*STATED PROBLEM*.
Identify and pull out each line of the entries in which "Other" occurs.

(Data entries)
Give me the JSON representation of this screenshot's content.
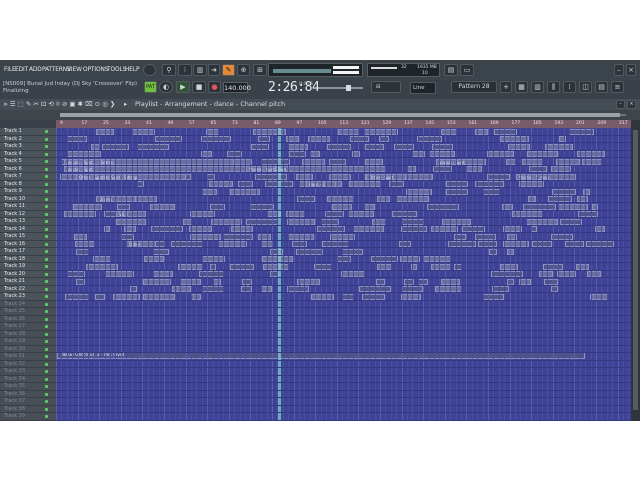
{
  "menu": [
    "FILE",
    "EDIT",
    "ADD",
    "PATTERNS",
    "VIEW",
    "OPTIONS",
    "TOOLS",
    "HELP"
  ],
  "song": {
    "title": "[NS009] Bunal Jud Inday (DJ Sky 'Crossover' Flip)",
    "status": "Finalizing"
  },
  "transport": {
    "bpm": "140.000",
    "time": "2:26:84",
    "time_label": "M:S:CS",
    "cpu": "32",
    "mem": "1935 MB",
    "voices": "10",
    "snap": "Line",
    "pattern": "Pattern 28"
  },
  "breadcrumb": "Playlist - Arrangement - dance - Channel pitch",
  "ruler_numbers": [
    "9",
    "17",
    "25",
    "33",
    "41",
    "49",
    "57",
    "65",
    "73",
    "81",
    "89",
    "97",
    "105",
    "113",
    "121",
    "129",
    "137",
    "145",
    "153",
    "161",
    "169",
    "177",
    "185",
    "193",
    "201",
    "209",
    "217"
  ],
  "tracks": [
    "Track 1",
    "Track 2",
    "Track 3",
    "Track 4",
    "Track 5",
    "Track 6",
    "Track 7",
    "Track 8",
    "Track 9",
    "Track 10",
    "Track 11",
    "Track 12",
    "Track 13",
    "Track 14",
    "Track 15",
    "Track 16",
    "Track 17",
    "Track 18",
    "Track 19",
    "Track 20",
    "Track 21",
    "Track 22",
    "Track 23",
    "Track 24",
    "Track 25",
    "Track 26",
    "Track 27",
    "Track 28",
    "Track 29",
    "Track 30",
    "Track 31",
    "Track 32",
    "Track 33",
    "Track 34",
    "Track 35",
    "Track 36",
    "Track 37",
    "Track 38",
    "Track 39"
  ],
  "automation_clip": "dBlue Glitch v1.3 - Mix level",
  "clip_labels": [
    "Vocals - Spot... - Sdtmp",
    "Vocals - Spot",
    "Vocals - SpotDown...",
    "Other - Spotlite Spot - Sdtmp",
    "Vocals - Spot",
    "Vocals - 5_map",
    "Bass - 2",
    "Drums",
    "Other - Spot",
    "VS.2",
    "Other"
  ],
  "colors": {
    "grid": "#3f4396",
    "clip": "#6a6fa0",
    "playhead": "#7fd9cf",
    "ruler": "#7a5b6a",
    "led": "#5dcc6b"
  }
}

*OUTPUT OF THE TASK*.
    "Other - Spotlite Spot - Sdtmp",
    "Other - Spot",
    "Other"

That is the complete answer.